§ Exercise brief: Go through the data below. List every line that holds the word "icon".
──────── Given records
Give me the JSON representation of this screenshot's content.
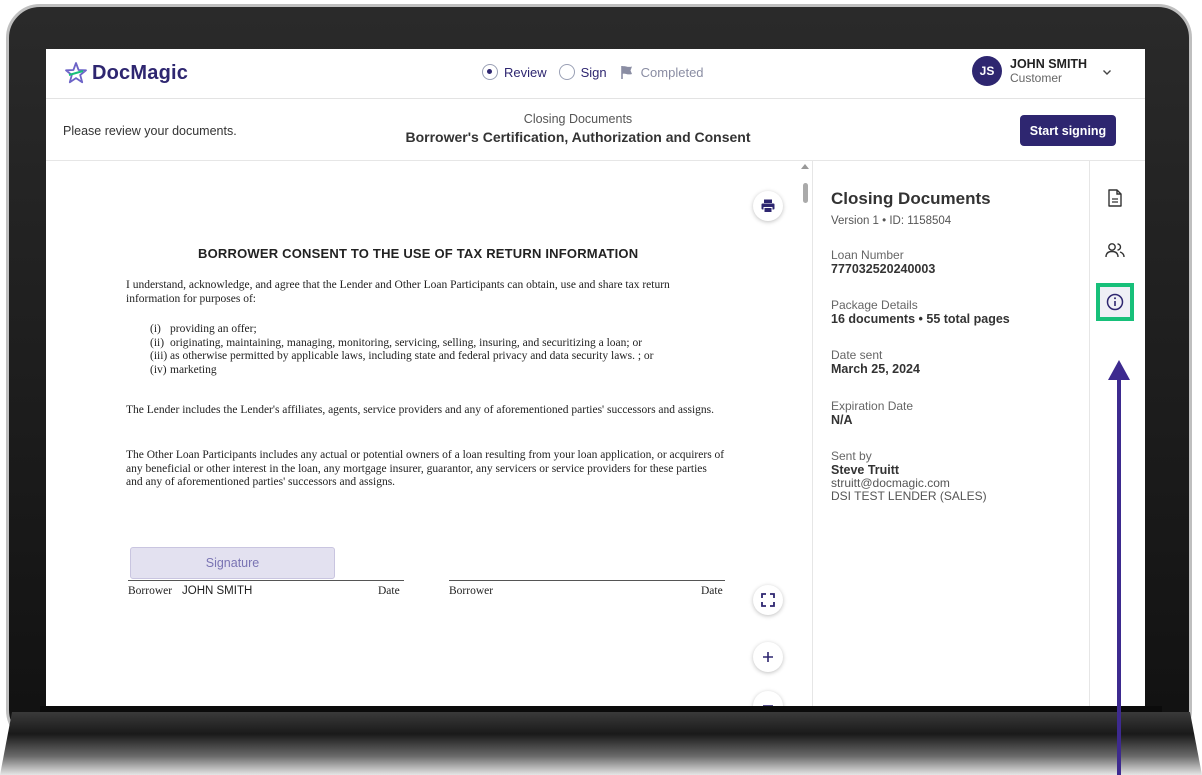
{
  "app": {
    "brand": "DocMagic",
    "steps": [
      {
        "label": "Review",
        "state": "active"
      },
      {
        "label": "Sign",
        "state": "pending"
      },
      {
        "label": "Completed",
        "state": "pending"
      }
    ],
    "user": {
      "initials": "JS",
      "name": "JOHN SMITH",
      "role": "Customer"
    }
  },
  "subheader": {
    "instruction": "Please review your documents.",
    "category": "Closing Documents",
    "title": "Borrower's Certification, Authorization and Consent",
    "start_button": "Start signing"
  },
  "document": {
    "heading": "BORROWER CONSENT TO THE USE OF TAX RETURN INFORMATION",
    "intro": "I understand, acknowledge, and agree that the Lender and Other Loan Participants can obtain, use and share tax return information for purposes of:",
    "list": [
      {
        "num": "(i)",
        "text": "providing an offer;"
      },
      {
        "num": "(ii)",
        "text": "originating, maintaining, managing, monitoring, servicing, selling, insuring, and securitizing a loan; or"
      },
      {
        "num": "(iii)",
        "text": "as otherwise permitted by applicable laws, including state and federal privacy and data security laws. ; or"
      },
      {
        "num": "(iv)",
        "text": "marketing"
      }
    ],
    "para_lender": "The Lender includes the Lender's affiliates, agents, service providers and any of aforementioned parties' successors and assigns.",
    "para_participants": "The Other Loan Participants includes any actual or potential owners of a loan resulting from your loan application, or acquirers of any beneficial or other interest in the loan, any mortgage insurer, guarantor, any servicers or service providers for these parties and any of aforementioned parties' successors and assigns.",
    "signature_label": "Signature",
    "borrower1_label": "Borrower",
    "borrower1_name": "JOHN SMITH",
    "date_label": "Date",
    "borrower2_label": "Borrower"
  },
  "details": {
    "title": "Closing Documents",
    "version": "Version 1 • ID: 1158504",
    "loan_number_label": "Loan Number",
    "loan_number": "777032520240003",
    "package_label": "Package Details",
    "package_value": "16 documents • 55 total pages",
    "date_sent_label": "Date sent",
    "date_sent": "March 25, 2024",
    "expiration_label": "Expiration Date",
    "expiration": "N/A",
    "sent_by_label": "Sent by",
    "sender_name": "Steve Truitt",
    "sender_email": "struitt@docmagic.com",
    "sender_org": "DSI TEST LENDER (SALES)"
  },
  "rail": {
    "items": [
      {
        "icon": "document-icon"
      },
      {
        "icon": "users-icon"
      },
      {
        "icon": "info-icon",
        "highlighted": true
      }
    ]
  },
  "colors": {
    "brand": "#2e2670",
    "highlight": "#17c07a",
    "callout_arrow": "#3d2a8f"
  }
}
────────────────
§ Written solution:
        "icon": "document-icon"
        "icon": "users-icon"
        "icon": "info-icon",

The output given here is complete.